Answer with one number: the count of lines in the listing below that hold the word "JSON".

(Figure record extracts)
[Start]

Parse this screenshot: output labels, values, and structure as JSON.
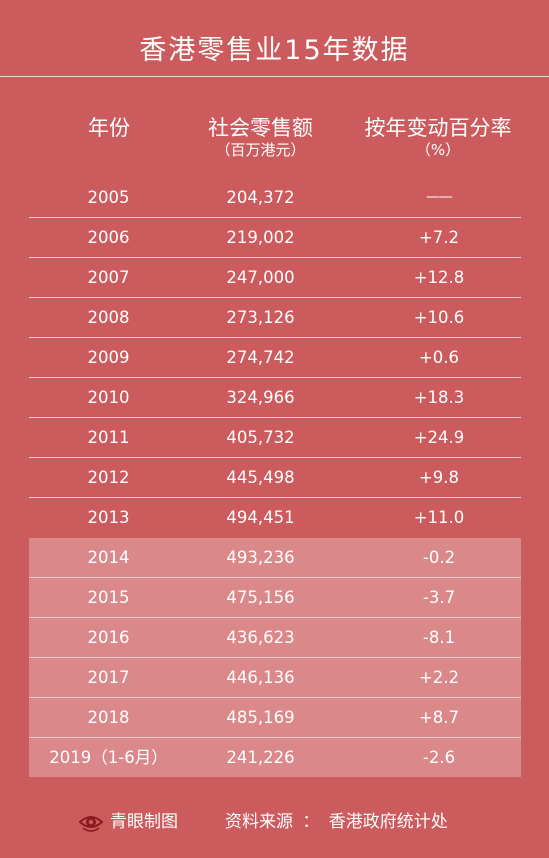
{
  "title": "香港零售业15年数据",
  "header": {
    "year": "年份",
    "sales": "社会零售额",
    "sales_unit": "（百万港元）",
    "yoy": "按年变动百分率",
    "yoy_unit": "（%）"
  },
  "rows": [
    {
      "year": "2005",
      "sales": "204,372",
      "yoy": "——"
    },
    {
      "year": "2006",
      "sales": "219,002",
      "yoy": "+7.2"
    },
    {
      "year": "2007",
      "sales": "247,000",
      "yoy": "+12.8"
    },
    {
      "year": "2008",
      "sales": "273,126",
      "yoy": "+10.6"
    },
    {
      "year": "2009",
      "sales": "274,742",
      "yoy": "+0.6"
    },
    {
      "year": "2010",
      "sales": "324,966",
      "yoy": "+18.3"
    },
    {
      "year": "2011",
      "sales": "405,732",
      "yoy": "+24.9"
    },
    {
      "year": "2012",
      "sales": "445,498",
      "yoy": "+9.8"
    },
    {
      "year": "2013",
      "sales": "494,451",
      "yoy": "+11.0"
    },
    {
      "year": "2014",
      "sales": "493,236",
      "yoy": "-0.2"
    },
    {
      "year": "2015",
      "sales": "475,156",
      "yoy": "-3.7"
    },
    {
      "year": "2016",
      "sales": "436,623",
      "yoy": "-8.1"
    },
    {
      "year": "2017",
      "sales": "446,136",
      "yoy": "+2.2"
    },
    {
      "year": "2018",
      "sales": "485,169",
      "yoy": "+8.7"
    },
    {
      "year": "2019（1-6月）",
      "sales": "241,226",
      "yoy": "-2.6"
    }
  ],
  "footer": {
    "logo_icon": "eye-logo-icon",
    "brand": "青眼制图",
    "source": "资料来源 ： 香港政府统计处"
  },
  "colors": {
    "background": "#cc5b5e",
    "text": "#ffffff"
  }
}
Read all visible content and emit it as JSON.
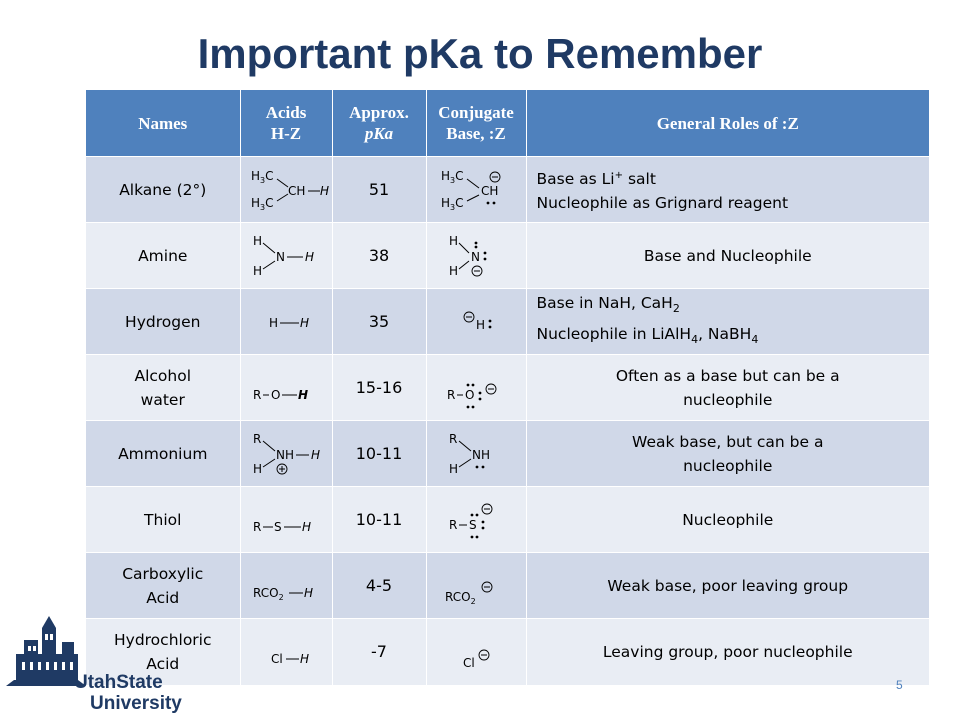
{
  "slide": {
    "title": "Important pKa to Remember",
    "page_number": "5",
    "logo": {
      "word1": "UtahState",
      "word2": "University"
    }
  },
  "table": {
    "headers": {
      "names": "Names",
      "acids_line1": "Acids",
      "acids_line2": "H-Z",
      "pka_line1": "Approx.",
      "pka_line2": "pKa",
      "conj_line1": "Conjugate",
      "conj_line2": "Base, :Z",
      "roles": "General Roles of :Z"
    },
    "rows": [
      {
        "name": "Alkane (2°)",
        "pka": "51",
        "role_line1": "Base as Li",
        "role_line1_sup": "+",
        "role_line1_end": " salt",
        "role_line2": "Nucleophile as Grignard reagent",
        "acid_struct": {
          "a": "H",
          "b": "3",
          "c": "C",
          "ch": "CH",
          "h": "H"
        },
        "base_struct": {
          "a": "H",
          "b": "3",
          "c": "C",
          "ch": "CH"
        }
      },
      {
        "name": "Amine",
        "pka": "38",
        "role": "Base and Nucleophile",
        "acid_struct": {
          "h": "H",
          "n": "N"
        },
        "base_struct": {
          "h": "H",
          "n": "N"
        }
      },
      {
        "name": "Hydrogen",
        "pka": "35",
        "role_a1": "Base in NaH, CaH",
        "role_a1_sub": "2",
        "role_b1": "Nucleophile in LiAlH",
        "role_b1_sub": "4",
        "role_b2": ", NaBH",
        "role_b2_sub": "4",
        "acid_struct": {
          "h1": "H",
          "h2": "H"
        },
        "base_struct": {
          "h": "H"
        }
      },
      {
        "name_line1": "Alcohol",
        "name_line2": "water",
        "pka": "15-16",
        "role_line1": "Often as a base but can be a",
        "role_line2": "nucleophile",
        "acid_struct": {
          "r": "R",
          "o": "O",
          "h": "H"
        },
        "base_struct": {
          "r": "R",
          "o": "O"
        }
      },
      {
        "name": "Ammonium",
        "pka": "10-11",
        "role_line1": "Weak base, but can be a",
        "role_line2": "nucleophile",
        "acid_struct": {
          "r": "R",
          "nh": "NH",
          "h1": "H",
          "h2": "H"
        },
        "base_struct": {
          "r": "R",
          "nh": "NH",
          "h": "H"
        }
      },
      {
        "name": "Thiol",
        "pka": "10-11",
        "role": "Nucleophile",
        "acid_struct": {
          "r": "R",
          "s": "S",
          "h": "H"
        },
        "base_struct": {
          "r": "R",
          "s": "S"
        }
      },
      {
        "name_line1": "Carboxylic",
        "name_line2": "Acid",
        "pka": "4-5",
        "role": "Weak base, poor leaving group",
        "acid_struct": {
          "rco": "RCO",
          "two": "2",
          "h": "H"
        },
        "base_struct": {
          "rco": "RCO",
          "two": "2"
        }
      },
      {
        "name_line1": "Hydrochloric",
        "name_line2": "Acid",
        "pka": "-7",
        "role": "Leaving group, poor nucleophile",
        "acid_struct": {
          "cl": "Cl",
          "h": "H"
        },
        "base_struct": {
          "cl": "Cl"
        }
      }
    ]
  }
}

[End]

## Answer for this exercise
2